WHAT THE TASK REQUIRES
Report each line of the data that includes the word "icon".

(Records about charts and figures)
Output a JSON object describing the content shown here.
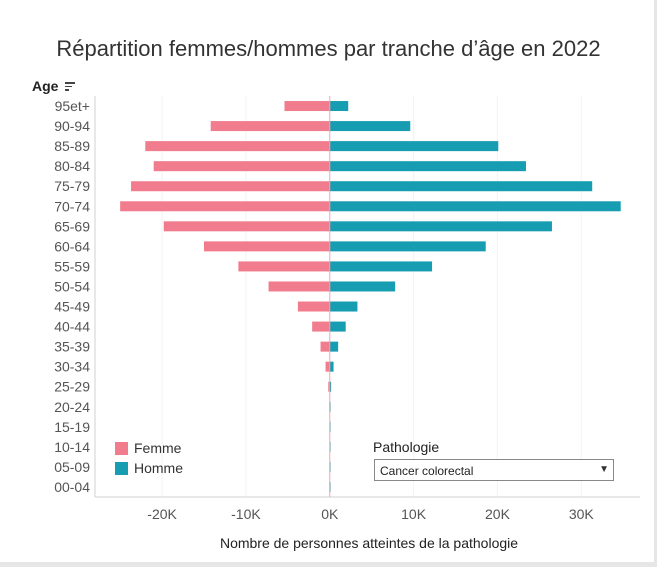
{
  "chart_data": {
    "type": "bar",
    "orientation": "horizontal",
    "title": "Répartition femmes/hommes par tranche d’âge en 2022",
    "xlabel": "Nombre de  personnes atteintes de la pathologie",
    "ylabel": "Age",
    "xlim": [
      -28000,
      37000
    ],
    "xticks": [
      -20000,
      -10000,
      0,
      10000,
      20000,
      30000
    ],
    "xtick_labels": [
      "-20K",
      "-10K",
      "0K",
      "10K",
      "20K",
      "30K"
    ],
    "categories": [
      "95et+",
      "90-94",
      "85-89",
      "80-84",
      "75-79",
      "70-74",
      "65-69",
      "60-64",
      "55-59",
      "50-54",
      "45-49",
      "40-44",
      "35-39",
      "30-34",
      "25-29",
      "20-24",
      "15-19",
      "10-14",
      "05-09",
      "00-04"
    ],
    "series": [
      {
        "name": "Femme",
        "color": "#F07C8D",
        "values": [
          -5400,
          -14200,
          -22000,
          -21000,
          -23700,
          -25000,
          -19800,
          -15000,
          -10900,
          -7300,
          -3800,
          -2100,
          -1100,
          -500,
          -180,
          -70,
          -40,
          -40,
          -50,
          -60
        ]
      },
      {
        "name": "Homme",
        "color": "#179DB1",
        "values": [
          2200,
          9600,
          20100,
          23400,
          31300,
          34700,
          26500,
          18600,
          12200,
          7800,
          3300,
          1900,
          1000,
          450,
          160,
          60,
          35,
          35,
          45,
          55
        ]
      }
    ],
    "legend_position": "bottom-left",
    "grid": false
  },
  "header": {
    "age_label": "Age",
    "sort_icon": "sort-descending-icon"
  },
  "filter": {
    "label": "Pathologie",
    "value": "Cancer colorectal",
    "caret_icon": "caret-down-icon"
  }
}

...

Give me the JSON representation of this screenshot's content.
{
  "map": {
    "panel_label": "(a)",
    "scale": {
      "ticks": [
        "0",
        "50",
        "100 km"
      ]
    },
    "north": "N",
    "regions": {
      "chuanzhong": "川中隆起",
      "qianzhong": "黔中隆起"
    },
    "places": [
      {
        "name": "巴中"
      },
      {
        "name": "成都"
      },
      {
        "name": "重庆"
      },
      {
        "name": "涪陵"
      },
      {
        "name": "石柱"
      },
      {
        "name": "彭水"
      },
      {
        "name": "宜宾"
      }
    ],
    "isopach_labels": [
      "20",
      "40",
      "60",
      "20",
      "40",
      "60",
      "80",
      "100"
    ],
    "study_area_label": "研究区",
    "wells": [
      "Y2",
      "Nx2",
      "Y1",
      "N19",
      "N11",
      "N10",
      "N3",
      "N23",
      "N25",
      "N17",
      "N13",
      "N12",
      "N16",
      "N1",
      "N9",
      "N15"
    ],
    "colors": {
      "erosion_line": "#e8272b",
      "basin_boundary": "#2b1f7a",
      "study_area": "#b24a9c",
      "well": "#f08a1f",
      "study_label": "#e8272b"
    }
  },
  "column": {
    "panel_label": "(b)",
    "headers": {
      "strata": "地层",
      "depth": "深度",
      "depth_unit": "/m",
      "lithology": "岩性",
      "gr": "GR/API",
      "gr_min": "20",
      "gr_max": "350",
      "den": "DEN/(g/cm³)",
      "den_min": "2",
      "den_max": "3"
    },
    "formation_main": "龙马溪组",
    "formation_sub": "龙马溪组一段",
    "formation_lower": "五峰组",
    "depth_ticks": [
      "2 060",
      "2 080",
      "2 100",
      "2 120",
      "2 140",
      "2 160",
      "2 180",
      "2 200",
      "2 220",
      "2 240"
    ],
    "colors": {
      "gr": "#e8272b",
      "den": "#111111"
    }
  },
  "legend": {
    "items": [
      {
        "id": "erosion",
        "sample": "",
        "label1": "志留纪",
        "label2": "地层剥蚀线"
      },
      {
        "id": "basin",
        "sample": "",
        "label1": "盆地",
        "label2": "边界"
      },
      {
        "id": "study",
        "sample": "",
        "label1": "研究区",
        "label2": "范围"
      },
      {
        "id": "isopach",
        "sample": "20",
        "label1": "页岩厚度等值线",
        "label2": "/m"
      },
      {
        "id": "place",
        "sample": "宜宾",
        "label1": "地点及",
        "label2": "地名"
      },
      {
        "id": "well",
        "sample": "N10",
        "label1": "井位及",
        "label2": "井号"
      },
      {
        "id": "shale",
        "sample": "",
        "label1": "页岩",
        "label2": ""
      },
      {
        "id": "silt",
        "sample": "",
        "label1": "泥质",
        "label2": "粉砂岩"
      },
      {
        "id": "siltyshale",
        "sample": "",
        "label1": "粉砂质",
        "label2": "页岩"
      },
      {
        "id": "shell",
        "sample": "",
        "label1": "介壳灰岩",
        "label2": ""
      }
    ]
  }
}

SOLUTION BELOW
    "sort_icon": "sort-descending-icon"
    "caret_icon": "caret-down-icon"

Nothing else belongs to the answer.